Entries with figure data

---*---

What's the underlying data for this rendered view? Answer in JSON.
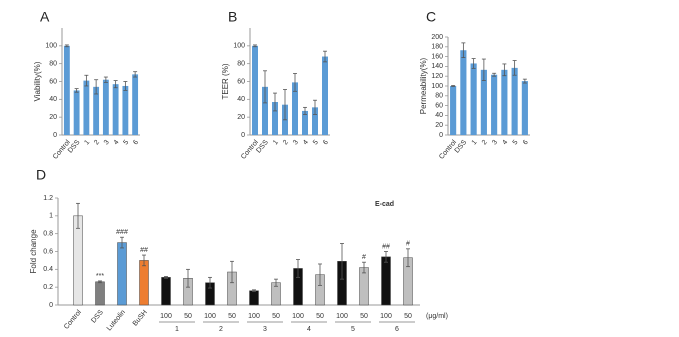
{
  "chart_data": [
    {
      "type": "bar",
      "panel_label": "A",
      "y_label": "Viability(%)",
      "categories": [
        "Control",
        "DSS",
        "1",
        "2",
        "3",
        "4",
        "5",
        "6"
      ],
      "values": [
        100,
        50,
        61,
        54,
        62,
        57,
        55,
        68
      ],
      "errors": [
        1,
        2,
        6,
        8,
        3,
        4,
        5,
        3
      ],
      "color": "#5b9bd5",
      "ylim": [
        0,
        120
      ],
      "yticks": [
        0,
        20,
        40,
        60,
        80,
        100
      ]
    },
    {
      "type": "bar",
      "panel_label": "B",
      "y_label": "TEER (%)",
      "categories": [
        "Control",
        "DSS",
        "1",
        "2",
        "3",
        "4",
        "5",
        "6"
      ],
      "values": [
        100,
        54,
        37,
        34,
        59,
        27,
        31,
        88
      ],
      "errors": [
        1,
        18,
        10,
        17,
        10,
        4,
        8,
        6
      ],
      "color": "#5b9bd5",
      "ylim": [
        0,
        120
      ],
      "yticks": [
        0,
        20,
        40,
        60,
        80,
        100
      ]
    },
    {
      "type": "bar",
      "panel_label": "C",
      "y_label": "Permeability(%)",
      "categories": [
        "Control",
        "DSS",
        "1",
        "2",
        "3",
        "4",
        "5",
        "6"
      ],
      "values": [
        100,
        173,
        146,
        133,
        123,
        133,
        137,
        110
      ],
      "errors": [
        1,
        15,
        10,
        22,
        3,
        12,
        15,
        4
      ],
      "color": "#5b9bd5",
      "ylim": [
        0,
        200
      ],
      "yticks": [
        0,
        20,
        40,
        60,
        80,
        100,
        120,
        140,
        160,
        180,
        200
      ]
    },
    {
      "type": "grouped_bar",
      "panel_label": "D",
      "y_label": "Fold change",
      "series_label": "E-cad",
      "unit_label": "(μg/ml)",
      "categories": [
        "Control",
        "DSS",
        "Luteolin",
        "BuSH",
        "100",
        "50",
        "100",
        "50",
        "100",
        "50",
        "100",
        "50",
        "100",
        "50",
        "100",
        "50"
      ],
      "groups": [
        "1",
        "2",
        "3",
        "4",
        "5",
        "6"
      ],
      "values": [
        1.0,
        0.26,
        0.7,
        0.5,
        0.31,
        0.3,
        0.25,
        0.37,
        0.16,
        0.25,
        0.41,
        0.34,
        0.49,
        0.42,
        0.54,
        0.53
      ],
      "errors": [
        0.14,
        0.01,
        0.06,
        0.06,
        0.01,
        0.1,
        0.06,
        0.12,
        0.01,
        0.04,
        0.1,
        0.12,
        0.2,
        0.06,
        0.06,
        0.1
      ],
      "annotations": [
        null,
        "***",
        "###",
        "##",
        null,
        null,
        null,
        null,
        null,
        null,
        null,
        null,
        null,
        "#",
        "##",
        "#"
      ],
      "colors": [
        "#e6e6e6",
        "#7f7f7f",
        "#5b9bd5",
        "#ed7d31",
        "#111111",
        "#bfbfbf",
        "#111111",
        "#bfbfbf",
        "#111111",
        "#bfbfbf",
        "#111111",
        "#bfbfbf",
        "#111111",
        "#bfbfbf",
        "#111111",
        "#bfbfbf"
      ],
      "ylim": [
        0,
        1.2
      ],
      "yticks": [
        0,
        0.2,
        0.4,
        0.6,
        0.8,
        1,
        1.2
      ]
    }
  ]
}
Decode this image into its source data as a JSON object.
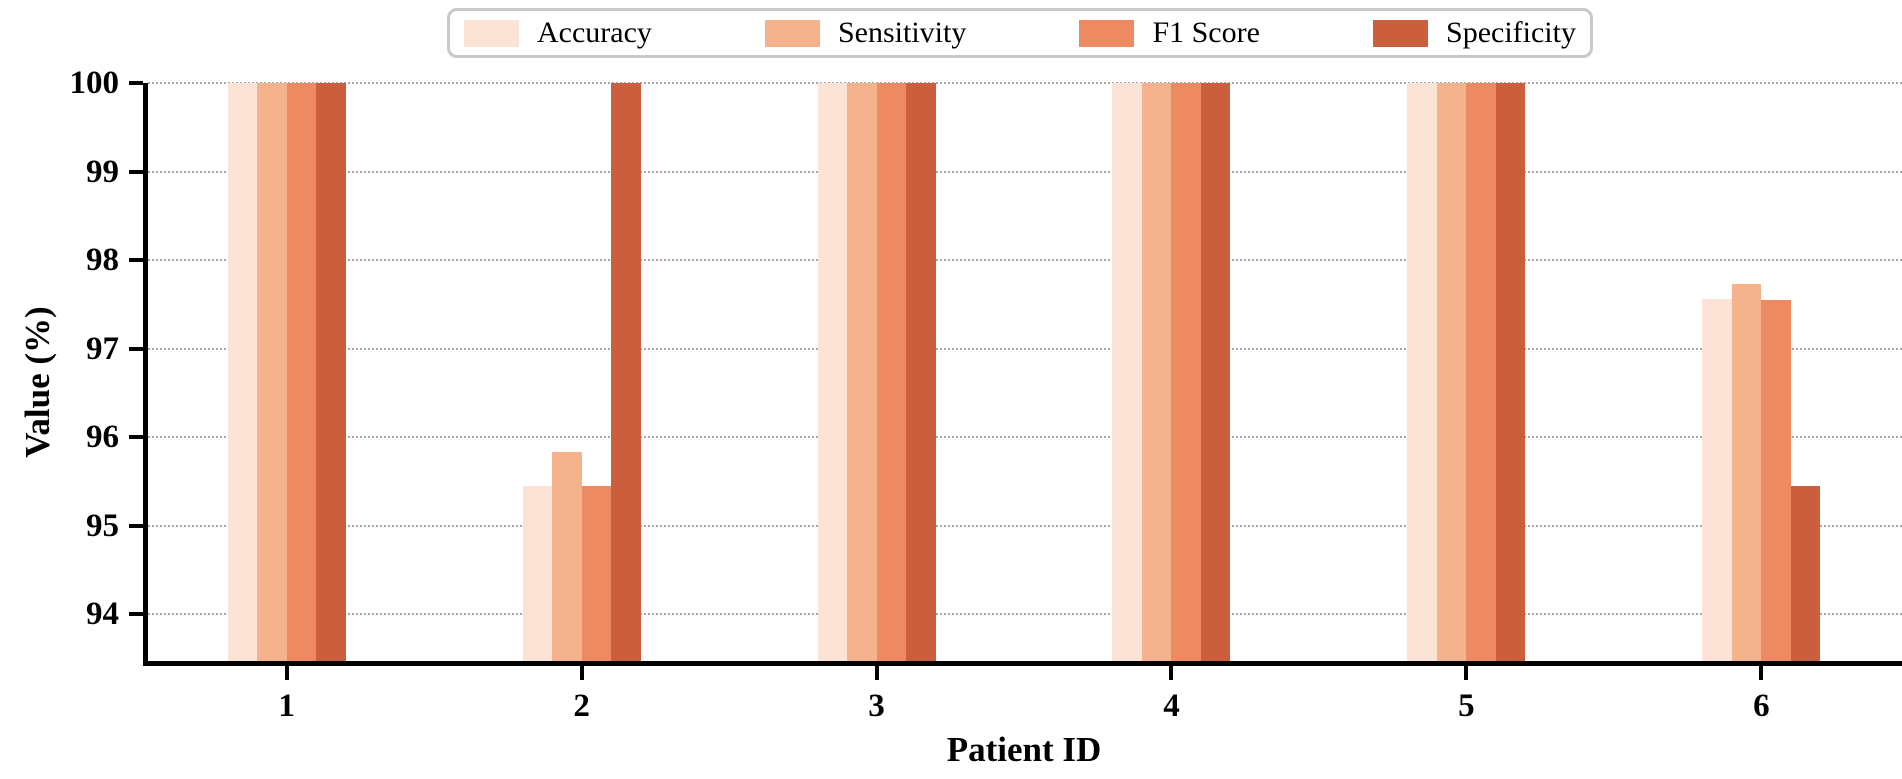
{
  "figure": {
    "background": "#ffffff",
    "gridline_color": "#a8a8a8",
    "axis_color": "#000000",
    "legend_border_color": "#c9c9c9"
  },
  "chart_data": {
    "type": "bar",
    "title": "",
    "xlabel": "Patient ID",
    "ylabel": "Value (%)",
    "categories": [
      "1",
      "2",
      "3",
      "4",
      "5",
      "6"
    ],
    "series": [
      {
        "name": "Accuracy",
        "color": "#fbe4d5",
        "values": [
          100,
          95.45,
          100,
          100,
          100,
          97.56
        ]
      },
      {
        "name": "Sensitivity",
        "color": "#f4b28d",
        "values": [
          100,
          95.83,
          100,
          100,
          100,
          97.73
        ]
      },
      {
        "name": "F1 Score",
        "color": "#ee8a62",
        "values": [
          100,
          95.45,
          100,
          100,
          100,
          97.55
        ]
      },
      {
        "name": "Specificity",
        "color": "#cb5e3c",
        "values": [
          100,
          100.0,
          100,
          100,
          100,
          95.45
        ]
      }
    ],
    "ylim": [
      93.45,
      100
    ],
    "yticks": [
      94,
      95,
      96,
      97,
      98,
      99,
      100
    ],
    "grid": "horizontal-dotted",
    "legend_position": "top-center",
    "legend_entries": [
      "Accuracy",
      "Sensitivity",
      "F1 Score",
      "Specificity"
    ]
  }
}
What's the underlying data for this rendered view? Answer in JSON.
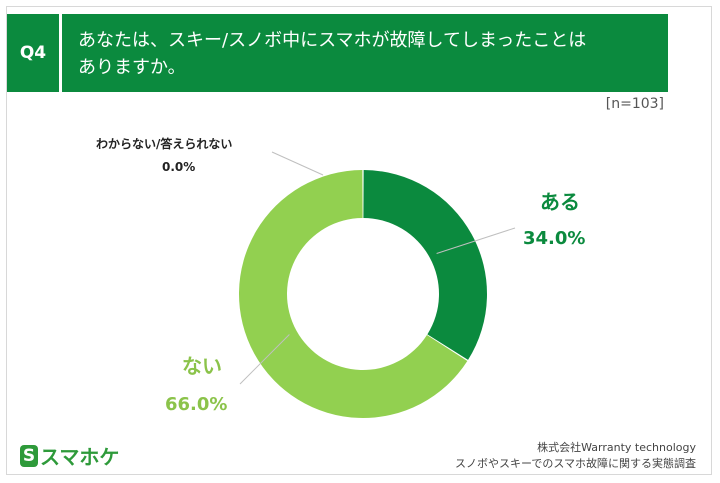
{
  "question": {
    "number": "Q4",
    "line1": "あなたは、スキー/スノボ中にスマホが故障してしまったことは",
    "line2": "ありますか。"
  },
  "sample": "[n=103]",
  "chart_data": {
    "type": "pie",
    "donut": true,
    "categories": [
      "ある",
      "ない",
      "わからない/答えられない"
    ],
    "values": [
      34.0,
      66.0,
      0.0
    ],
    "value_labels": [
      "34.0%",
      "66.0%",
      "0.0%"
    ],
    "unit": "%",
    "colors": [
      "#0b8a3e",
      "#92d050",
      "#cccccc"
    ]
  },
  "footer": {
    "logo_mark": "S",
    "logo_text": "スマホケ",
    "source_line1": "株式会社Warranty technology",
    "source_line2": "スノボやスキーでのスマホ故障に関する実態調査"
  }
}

---*---

## Task statement
Please transcribe the material above exactly as written. Leave the pictures out.

## Full solution
What's the underlying data for this rendered view? Answer in JSON.
{
  "chart_data": [
    {
      "type": "bar",
      "panel_label": "A",
      "y_label": "Viability(%)",
      "categories": [
        "Control",
        "DSS",
        "1",
        "2",
        "3",
        "4",
        "5",
        "6"
      ],
      "values": [
        100,
        50,
        61,
        54,
        62,
        57,
        55,
        68
      ],
      "errors": [
        1,
        2,
        6,
        8,
        3,
        4,
        5,
        3
      ],
      "color": "#5b9bd5",
      "ylim": [
        0,
        120
      ],
      "yticks": [
        0,
        20,
        40,
        60,
        80,
        100
      ]
    },
    {
      "type": "bar",
      "panel_label": "B",
      "y_label": "TEER (%)",
      "categories": [
        "Control",
        "DSS",
        "1",
        "2",
        "3",
        "4",
        "5",
        "6"
      ],
      "values": [
        100,
        54,
        37,
        34,
        59,
        27,
        31,
        88
      ],
      "errors": [
        1,
        18,
        10,
        17,
        10,
        4,
        8,
        6
      ],
      "color": "#5b9bd5",
      "ylim": [
        0,
        120
      ],
      "yticks": [
        0,
        20,
        40,
        60,
        80,
        100
      ]
    },
    {
      "type": "bar",
      "panel_label": "C",
      "y_label": "Permeability(%)",
      "categories": [
        "Control",
        "DSS",
        "1",
        "2",
        "3",
        "4",
        "5",
        "6"
      ],
      "values": [
        100,
        173,
        146,
        133,
        123,
        133,
        137,
        110
      ],
      "errors": [
        1,
        15,
        10,
        22,
        3,
        12,
        15,
        4
      ],
      "color": "#5b9bd5",
      "ylim": [
        0,
        200
      ],
      "yticks": [
        0,
        20,
        40,
        60,
        80,
        100,
        120,
        140,
        160,
        180,
        200
      ]
    },
    {
      "type": "grouped_bar",
      "panel_label": "D",
      "y_label": "Fold change",
      "series_label": "E-cad",
      "unit_label": "(μg/ml)",
      "categories": [
        "Control",
        "DSS",
        "Luteolin",
        "BuSH",
        "100",
        "50",
        "100",
        "50",
        "100",
        "50",
        "100",
        "50",
        "100",
        "50",
        "100",
        "50"
      ],
      "groups": [
        "1",
        "2",
        "3",
        "4",
        "5",
        "6"
      ],
      "values": [
        1.0,
        0.26,
        0.7,
        0.5,
        0.31,
        0.3,
        0.25,
        0.37,
        0.16,
        0.25,
        0.41,
        0.34,
        0.49,
        0.42,
        0.54,
        0.53
      ],
      "errors": [
        0.14,
        0.01,
        0.06,
        0.06,
        0.01,
        0.1,
        0.06,
        0.12,
        0.01,
        0.04,
        0.1,
        0.12,
        0.2,
        0.06,
        0.06,
        0.1
      ],
      "annotations": [
        null,
        "***",
        "###",
        "##",
        null,
        null,
        null,
        null,
        null,
        null,
        null,
        null,
        null,
        "#",
        "##",
        "#"
      ],
      "colors": [
        "#e6e6e6",
        "#7f7f7f",
        "#5b9bd5",
        "#ed7d31",
        "#111111",
        "#bfbfbf",
        "#111111",
        "#bfbfbf",
        "#111111",
        "#bfbfbf",
        "#111111",
        "#bfbfbf",
        "#111111",
        "#bfbfbf",
        "#111111",
        "#bfbfbf"
      ],
      "ylim": [
        0,
        1.2
      ],
      "yticks": [
        0,
        0.2,
        0.4,
        0.6,
        0.8,
        1,
        1.2
      ]
    }
  ]
}
Decode this image into its source data as a JSON object.
{
  "figure": {
    "background": "#ffffff",
    "gridline_color": "#a8a8a8",
    "axis_color": "#000000",
    "legend_border_color": "#c9c9c9"
  },
  "chart_data": {
    "type": "bar",
    "title": "",
    "xlabel": "Patient ID",
    "ylabel": "Value (%)",
    "categories": [
      "1",
      "2",
      "3",
      "4",
      "5",
      "6"
    ],
    "series": [
      {
        "name": "Accuracy",
        "color": "#fbe4d5",
        "values": [
          100,
          95.45,
          100,
          100,
          100,
          97.56
        ]
      },
      {
        "name": "Sensitivity",
        "color": "#f4b28d",
        "values": [
          100,
          95.83,
          100,
          100,
          100,
          97.73
        ]
      },
      {
        "name": "F1 Score",
        "color": "#ee8a62",
        "values": [
          100,
          95.45,
          100,
          100,
          100,
          97.55
        ]
      },
      {
        "name": "Specificity",
        "color": "#cb5e3c",
        "values": [
          100,
          100.0,
          100,
          100,
          100,
          95.45
        ]
      }
    ],
    "ylim": [
      93.45,
      100
    ],
    "yticks": [
      94,
      95,
      96,
      97,
      98,
      99,
      100
    ],
    "grid": "horizontal-dotted",
    "legend_position": "top-center",
    "legend_entries": [
      "Accuracy",
      "Sensitivity",
      "F1 Score",
      "Specificity"
    ]
  }
}
What's the underlying data for this rendered view? Answer in JSON.
{
  "question": {
    "number": "Q4",
    "line1": "あなたは、スキー/スノボ中にスマホが故障してしまったことは",
    "line2": "ありますか。"
  },
  "sample": "[n=103]",
  "chart_data": {
    "type": "pie",
    "donut": true,
    "categories": [
      "ある",
      "ない",
      "わからない/答えられない"
    ],
    "values": [
      34.0,
      66.0,
      0.0
    ],
    "value_labels": [
      "34.0%",
      "66.0%",
      "0.0%"
    ],
    "unit": "%",
    "colors": [
      "#0b8a3e",
      "#92d050",
      "#cccccc"
    ]
  },
  "footer": {
    "logo_mark": "S",
    "logo_text": "スマホケ",
    "source_line1": "株式会社Warranty technology",
    "source_line2": "スノボやスキーでのスマホ故障に関する実態調査"
  }
}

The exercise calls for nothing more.